**What the task asks:**
Write each line exactly, from the line that holds "Give me a plain-text" through the final line of the material, and no other line.

___ Extracted records ___

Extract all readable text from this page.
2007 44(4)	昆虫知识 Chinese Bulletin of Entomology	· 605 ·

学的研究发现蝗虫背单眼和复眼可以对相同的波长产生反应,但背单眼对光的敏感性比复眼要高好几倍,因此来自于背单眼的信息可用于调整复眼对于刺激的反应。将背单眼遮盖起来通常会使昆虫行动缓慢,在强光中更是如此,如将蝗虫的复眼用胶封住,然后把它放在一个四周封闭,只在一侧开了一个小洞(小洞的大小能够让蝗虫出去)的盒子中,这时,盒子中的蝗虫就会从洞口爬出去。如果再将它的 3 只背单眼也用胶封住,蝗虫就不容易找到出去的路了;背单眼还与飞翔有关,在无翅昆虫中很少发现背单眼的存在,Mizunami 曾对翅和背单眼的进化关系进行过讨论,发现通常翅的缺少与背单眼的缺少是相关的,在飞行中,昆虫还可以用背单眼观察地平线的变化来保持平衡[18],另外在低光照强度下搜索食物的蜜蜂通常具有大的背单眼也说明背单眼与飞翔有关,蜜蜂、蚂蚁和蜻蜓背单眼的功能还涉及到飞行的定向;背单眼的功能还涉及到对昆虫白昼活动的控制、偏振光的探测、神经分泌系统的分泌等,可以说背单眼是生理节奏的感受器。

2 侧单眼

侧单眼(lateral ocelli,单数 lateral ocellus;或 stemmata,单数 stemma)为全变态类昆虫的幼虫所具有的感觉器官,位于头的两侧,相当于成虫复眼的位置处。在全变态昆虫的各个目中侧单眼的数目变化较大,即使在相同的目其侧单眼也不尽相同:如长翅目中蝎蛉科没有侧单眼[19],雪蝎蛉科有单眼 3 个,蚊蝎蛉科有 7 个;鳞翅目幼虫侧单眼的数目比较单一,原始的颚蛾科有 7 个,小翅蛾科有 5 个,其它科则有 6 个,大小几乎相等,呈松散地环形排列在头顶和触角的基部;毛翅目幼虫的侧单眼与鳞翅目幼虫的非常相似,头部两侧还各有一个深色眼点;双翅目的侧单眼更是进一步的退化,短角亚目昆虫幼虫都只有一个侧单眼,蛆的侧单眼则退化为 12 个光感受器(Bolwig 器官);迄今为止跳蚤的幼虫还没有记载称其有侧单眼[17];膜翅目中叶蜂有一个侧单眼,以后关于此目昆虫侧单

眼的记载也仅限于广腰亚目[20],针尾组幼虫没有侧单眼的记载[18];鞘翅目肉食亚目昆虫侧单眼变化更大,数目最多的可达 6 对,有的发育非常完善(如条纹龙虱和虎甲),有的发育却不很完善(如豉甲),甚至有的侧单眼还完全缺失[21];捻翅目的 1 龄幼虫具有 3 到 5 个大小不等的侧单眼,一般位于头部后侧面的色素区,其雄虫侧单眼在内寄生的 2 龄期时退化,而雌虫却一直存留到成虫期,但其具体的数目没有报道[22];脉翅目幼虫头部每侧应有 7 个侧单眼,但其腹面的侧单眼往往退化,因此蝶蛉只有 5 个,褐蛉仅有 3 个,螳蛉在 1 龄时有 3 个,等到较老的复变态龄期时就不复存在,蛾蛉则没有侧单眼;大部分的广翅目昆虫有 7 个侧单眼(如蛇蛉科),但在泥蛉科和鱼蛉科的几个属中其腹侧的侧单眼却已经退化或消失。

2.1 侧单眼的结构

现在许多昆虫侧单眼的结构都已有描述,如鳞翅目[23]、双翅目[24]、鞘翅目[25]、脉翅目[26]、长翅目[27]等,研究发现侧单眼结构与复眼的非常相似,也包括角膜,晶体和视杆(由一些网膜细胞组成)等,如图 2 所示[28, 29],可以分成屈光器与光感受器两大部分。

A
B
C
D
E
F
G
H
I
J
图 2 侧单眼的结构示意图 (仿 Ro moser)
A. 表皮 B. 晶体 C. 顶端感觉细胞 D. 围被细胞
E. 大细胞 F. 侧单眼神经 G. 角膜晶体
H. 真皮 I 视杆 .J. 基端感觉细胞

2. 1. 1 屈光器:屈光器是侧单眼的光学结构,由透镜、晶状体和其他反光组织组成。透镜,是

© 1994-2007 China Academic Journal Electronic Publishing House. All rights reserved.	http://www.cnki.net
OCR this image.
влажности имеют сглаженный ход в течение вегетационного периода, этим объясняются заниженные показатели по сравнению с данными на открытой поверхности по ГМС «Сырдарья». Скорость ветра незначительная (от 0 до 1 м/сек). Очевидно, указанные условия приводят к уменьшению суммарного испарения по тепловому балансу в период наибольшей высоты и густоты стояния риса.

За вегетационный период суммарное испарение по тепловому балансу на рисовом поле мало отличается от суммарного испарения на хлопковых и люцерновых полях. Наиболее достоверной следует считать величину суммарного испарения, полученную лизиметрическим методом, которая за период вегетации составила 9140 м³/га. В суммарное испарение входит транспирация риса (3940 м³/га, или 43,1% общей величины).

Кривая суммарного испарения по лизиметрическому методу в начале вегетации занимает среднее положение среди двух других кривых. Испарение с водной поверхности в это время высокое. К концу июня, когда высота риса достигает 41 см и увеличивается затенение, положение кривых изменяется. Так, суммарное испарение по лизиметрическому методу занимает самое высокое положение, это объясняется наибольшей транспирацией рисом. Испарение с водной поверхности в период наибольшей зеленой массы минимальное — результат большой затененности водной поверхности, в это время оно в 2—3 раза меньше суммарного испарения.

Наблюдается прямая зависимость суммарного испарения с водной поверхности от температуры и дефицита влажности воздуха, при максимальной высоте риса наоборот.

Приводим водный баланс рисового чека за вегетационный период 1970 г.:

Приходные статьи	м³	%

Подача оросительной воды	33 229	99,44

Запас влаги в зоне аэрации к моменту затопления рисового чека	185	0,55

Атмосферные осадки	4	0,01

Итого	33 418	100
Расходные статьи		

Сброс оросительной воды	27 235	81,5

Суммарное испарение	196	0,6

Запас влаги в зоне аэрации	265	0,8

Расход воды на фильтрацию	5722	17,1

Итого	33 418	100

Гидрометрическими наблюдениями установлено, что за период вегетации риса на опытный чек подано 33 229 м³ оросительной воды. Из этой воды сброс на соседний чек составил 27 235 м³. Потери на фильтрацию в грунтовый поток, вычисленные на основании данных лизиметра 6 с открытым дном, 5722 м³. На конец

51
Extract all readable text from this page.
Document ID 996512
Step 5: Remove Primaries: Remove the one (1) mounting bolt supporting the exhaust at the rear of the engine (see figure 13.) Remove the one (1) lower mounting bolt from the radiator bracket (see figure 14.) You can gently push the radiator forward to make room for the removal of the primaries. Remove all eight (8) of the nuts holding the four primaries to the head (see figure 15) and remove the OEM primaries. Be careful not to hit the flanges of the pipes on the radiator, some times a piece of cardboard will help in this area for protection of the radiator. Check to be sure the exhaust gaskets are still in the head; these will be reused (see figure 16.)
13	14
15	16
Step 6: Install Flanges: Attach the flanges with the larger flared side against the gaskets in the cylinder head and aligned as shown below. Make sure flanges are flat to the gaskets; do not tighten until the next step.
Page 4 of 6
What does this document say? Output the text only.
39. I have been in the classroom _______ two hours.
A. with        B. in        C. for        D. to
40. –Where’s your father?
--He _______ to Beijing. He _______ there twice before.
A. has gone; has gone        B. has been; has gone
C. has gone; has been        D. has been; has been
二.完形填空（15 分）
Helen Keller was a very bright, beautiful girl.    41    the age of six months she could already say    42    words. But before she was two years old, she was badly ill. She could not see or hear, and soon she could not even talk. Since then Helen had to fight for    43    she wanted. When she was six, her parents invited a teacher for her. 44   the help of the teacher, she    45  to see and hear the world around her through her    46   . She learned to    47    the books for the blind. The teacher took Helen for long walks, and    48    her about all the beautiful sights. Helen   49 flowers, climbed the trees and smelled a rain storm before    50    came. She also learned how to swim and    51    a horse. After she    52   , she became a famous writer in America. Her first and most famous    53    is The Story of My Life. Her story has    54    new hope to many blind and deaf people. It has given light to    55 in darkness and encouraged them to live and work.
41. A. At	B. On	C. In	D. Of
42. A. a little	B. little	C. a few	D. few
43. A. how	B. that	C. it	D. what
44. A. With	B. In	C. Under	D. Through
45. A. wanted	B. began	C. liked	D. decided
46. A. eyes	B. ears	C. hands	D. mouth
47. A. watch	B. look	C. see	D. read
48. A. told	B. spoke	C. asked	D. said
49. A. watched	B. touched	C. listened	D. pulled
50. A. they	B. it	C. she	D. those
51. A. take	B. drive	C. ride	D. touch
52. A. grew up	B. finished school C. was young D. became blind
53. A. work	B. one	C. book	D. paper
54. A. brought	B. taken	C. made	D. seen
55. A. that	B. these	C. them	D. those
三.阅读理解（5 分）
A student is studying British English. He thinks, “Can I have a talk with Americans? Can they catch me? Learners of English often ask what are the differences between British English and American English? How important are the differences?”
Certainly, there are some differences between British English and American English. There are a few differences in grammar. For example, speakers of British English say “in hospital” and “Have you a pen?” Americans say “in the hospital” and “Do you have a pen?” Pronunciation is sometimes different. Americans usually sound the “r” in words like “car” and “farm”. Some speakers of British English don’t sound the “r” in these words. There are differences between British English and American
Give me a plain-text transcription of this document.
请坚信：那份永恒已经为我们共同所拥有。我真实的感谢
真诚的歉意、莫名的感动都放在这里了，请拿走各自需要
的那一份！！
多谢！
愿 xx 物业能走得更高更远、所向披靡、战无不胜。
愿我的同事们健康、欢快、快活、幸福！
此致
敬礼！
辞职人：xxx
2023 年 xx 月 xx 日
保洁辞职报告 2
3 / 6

___

**Written reply:**
Give me a plain-text transcription of this document.
请坚信：那份永恒已经为我们共同所拥有。我真实的感谢
真诚的歉意、莫名的感动都放在这里了，请拿走各自需要
的那一份！！
多谢！
愿 xx 物业能走得更高更远、所向披靡、战无不胜。
愿我的同事们健康、欢快、快活、幸福！
此致
敬礼！
辞职人：xxx
2023 年 xx 月 xx 日
保洁辞职报告 2
3 / 6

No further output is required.